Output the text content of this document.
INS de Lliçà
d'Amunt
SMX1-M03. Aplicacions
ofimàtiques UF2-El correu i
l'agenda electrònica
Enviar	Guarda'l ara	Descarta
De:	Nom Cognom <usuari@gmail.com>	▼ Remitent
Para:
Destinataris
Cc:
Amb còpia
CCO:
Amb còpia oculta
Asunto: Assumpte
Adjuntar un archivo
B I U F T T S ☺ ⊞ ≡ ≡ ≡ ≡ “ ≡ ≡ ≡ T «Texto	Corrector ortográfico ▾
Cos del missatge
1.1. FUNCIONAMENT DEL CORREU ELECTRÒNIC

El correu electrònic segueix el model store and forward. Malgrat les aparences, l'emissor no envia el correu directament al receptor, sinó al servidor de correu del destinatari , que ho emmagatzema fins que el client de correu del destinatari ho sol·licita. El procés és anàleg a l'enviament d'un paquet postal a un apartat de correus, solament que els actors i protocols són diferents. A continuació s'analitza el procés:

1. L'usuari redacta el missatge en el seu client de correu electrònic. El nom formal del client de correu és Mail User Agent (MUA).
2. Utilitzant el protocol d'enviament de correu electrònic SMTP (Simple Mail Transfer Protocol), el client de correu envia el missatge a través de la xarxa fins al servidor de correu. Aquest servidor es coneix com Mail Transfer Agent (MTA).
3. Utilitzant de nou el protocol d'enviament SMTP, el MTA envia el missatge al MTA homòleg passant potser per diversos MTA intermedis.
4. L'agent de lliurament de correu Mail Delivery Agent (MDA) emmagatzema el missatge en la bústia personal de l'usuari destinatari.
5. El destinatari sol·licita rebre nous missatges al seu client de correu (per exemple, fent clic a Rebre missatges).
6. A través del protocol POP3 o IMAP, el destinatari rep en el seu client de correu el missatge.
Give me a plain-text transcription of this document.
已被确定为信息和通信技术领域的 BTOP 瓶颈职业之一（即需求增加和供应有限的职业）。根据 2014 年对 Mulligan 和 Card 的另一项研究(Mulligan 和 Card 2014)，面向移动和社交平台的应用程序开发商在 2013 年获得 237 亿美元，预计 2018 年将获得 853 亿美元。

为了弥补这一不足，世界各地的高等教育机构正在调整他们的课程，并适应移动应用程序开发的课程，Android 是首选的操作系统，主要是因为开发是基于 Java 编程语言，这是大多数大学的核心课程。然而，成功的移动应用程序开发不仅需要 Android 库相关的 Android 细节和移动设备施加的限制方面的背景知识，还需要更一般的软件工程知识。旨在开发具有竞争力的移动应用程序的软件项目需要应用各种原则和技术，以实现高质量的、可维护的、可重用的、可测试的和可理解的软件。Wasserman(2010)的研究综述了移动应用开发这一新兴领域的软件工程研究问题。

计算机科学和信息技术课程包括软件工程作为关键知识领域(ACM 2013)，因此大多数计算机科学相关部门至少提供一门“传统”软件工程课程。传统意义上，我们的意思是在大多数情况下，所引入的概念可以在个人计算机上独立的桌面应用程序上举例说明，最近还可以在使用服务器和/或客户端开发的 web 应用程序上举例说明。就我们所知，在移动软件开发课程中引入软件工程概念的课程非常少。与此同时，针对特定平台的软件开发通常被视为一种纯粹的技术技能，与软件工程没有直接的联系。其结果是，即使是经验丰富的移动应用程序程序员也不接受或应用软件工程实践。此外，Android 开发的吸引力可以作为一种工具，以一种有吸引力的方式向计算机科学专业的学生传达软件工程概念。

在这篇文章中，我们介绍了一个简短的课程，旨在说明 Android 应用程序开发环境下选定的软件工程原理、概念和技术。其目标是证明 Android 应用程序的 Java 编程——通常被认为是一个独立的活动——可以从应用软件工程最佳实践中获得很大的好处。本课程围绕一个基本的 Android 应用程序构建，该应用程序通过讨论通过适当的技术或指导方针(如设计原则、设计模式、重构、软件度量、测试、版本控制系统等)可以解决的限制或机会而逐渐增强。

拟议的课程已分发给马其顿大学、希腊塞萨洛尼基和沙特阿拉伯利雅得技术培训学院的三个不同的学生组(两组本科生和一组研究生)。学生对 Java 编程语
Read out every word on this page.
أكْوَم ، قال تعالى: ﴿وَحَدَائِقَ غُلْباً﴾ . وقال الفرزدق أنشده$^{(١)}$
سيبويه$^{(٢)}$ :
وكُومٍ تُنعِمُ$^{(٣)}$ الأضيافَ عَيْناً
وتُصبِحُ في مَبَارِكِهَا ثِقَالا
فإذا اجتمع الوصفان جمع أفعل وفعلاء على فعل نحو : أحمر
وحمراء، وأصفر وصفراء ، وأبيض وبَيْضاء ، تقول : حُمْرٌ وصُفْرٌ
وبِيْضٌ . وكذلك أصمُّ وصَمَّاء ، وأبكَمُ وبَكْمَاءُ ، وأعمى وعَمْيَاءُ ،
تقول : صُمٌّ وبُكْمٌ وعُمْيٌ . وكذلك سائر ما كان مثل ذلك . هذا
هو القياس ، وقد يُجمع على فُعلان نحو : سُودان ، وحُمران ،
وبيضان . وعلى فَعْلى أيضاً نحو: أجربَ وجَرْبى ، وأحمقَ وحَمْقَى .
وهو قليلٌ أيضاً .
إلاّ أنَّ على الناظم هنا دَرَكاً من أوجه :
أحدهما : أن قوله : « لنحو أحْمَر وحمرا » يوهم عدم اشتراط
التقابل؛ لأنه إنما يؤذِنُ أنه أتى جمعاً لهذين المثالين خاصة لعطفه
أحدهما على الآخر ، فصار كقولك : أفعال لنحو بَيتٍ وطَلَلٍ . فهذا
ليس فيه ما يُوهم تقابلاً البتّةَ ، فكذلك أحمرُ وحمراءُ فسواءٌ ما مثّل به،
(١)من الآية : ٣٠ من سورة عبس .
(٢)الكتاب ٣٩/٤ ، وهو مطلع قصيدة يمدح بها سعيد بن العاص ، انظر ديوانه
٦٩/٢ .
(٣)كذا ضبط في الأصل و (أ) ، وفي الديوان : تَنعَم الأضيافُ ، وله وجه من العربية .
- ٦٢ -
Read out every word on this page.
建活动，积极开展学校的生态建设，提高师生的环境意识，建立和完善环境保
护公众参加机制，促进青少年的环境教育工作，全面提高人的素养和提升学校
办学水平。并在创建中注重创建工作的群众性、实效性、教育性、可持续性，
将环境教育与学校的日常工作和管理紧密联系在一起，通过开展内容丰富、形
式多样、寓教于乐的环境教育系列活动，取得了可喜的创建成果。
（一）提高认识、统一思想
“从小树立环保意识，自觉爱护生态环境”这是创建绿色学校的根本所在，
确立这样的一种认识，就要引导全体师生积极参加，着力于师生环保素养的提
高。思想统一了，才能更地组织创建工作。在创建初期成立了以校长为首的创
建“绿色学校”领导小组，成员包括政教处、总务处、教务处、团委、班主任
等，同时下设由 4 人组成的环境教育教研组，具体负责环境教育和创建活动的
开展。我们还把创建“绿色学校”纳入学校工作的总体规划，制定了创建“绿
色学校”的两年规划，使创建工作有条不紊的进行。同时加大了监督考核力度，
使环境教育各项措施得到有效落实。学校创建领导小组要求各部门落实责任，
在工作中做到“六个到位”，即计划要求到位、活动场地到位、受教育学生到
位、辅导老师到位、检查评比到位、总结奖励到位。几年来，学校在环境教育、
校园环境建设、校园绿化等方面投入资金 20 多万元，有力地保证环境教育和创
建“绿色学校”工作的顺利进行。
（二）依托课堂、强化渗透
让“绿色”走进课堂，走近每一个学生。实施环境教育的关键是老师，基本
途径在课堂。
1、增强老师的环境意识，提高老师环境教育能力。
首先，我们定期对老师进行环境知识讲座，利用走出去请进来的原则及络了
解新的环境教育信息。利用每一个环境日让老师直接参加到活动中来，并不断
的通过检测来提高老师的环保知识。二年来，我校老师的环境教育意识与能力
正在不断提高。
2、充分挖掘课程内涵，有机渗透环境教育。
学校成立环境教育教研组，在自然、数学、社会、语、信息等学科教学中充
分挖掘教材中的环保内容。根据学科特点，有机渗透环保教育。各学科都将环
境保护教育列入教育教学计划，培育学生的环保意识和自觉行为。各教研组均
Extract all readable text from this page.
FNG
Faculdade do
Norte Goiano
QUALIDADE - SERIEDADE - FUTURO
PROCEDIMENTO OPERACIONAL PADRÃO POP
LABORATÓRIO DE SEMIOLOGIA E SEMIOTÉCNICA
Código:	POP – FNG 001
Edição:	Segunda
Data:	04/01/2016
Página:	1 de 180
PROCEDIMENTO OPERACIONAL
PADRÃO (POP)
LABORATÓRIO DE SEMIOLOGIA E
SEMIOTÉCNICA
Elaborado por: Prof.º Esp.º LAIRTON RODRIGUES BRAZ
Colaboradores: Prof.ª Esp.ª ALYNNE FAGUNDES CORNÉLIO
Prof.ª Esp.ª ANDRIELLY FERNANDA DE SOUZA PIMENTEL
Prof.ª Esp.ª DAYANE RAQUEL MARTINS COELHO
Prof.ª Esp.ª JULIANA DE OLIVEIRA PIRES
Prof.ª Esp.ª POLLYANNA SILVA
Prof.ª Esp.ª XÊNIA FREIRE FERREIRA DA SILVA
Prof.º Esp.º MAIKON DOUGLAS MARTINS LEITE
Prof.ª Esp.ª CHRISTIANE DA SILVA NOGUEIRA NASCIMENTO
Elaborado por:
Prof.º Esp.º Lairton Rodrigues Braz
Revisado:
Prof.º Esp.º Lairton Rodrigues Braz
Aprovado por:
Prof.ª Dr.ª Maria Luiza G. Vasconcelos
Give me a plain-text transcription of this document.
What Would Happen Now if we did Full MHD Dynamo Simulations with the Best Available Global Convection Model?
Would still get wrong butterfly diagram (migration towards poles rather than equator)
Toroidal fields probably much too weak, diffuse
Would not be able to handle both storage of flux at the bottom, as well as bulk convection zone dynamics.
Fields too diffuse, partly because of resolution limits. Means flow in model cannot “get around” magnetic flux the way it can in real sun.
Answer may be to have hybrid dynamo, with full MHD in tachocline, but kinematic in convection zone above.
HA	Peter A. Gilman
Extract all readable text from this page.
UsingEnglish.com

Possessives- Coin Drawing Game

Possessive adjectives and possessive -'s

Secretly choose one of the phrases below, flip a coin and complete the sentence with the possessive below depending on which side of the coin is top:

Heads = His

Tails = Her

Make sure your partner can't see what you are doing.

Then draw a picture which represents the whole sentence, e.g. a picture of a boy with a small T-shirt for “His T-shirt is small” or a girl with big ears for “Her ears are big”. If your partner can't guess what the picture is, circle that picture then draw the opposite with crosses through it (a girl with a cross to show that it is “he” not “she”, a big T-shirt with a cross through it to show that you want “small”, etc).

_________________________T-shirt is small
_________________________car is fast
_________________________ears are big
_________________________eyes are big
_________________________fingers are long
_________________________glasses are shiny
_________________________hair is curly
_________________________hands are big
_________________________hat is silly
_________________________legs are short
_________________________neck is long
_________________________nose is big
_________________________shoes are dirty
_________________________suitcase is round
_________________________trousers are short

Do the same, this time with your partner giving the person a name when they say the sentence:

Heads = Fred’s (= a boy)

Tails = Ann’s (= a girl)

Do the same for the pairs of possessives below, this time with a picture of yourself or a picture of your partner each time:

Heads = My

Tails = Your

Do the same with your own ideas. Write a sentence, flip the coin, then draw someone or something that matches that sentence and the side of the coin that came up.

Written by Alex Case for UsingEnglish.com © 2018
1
■ ■ ■ ■
WORK TO DO:
Return, from the data, each line that has the word "SEMIOLOGIA" in it.

REPLY TO THE TASK:
LABORATÓRIO DE SEMIOLOGIA E SEMIOTÉCNICA
LABORATÓRIO DE SEMIOLOGIA E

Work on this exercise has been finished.